Your task: Copy the listing word for word, from its first line through the line containing "item-title: 十万个冷笑话 [156, 210, 282, 234]", including both of those lines.

— start Entries supplied —

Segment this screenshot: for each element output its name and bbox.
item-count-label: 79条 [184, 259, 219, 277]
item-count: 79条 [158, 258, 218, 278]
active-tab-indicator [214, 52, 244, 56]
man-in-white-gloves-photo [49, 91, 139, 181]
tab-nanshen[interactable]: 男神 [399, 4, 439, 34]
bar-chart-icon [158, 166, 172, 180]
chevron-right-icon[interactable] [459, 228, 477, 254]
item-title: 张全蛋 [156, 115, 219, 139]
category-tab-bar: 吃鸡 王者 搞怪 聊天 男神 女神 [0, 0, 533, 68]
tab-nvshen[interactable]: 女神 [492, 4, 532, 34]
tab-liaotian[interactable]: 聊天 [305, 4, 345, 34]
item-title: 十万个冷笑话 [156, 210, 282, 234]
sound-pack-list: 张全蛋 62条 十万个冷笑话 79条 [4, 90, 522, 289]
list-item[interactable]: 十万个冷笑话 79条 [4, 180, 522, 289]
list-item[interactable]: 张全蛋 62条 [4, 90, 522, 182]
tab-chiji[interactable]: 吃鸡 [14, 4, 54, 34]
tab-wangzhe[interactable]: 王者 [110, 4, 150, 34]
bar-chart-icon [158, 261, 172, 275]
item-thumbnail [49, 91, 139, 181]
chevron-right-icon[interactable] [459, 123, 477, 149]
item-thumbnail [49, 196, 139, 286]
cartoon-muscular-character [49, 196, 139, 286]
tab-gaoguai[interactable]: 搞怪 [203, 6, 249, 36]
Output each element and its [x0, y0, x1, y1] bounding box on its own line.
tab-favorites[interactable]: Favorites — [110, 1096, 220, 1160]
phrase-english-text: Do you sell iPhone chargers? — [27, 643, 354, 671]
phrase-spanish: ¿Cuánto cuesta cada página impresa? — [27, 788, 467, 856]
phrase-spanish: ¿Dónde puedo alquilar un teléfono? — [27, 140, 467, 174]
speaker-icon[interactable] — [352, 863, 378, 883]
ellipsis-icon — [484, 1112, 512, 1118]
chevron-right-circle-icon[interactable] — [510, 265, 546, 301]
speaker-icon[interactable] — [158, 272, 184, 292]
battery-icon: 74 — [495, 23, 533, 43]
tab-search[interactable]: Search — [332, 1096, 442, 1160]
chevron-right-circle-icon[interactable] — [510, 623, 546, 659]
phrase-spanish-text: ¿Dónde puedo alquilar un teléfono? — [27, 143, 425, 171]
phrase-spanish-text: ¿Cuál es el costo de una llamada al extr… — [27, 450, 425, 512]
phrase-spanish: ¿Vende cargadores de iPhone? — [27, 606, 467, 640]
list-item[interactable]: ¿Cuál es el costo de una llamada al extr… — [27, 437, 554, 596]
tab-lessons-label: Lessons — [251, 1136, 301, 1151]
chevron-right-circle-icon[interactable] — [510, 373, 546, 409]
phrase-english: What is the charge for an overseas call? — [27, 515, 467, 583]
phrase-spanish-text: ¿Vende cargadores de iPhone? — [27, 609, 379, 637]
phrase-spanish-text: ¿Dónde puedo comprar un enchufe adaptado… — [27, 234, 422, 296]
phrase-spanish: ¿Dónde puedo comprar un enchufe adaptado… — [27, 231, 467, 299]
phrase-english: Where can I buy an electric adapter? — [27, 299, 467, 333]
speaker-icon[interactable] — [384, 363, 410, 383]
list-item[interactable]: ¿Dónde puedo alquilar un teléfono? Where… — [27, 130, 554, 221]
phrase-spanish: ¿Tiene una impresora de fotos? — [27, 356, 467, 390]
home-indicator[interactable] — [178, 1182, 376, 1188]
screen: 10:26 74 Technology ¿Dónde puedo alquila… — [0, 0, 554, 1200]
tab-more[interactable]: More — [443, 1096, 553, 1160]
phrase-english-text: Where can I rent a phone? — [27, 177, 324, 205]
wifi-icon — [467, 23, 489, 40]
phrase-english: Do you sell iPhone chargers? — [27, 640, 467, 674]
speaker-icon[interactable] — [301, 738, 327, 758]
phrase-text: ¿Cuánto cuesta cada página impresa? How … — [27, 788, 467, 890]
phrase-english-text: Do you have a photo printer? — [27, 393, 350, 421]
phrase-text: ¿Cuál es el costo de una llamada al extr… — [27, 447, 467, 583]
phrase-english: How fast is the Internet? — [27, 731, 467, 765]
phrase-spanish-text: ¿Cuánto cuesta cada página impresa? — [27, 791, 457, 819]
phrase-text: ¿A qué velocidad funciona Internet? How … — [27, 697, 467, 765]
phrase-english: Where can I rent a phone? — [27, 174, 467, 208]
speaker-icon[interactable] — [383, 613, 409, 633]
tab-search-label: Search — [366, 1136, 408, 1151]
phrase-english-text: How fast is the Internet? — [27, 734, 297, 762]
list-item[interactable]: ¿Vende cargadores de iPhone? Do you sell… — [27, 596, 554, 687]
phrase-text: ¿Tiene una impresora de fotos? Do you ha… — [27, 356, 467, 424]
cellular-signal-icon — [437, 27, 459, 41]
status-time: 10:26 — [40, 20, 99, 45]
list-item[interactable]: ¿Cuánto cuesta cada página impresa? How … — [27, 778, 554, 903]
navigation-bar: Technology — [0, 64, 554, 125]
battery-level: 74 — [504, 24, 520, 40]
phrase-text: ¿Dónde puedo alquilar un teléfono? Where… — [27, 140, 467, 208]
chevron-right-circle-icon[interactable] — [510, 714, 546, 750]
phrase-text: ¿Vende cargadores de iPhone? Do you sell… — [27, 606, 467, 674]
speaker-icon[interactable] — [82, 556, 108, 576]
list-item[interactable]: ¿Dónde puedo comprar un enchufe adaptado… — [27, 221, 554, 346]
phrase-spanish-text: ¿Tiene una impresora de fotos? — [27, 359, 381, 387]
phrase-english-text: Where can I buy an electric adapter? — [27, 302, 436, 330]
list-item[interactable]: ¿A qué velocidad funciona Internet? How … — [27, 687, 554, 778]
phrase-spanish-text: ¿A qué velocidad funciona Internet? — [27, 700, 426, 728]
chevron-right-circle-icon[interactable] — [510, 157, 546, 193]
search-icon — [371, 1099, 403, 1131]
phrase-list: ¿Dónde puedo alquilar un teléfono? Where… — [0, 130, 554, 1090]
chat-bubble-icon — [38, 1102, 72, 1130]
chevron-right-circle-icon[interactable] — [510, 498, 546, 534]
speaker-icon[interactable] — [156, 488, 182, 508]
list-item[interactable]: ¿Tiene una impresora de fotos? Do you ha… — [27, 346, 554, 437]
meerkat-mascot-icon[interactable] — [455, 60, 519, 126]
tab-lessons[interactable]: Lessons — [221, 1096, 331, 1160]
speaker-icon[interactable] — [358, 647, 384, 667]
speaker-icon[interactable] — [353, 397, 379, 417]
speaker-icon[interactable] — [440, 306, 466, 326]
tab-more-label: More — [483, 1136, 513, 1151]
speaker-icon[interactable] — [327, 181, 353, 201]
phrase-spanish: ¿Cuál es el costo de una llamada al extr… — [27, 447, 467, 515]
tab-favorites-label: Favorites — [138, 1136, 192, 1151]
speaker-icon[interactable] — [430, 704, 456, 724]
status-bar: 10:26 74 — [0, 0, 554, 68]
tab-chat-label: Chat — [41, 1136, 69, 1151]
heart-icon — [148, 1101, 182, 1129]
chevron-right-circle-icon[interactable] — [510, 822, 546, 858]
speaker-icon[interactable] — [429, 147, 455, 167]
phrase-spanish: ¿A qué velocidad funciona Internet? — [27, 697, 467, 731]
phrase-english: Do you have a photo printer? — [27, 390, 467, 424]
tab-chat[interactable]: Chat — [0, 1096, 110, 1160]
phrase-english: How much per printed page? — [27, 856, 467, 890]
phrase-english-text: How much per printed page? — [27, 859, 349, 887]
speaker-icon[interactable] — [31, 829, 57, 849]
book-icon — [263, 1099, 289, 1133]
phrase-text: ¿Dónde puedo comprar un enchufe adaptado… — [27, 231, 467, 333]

— end Entries supplied —

Task answer:
Segment this screenshot: for each element output its name and bbox.
item-count-label: 79条 [184, 259, 219, 277]
item-count: 79条 [158, 258, 218, 278]
active-tab-indicator [214, 52, 244, 56]
man-in-white-gloves-photo [49, 91, 139, 181]
tab-nanshen[interactable]: 男神 [399, 4, 439, 34]
bar-chart-icon [158, 166, 172, 180]
chevron-right-icon[interactable] [459, 228, 477, 254]
item-title: 张全蛋 [156, 115, 219, 139]
category-tab-bar: 吃鸡 王者 搞怪 聊天 男神 女神 [0, 0, 533, 68]
tab-nvshen[interactable]: 女神 [492, 4, 532, 34]
tab-liaotian[interactable]: 聊天 [305, 4, 345, 34]
item-title: 十万个冷笑话 [156, 210, 282, 234]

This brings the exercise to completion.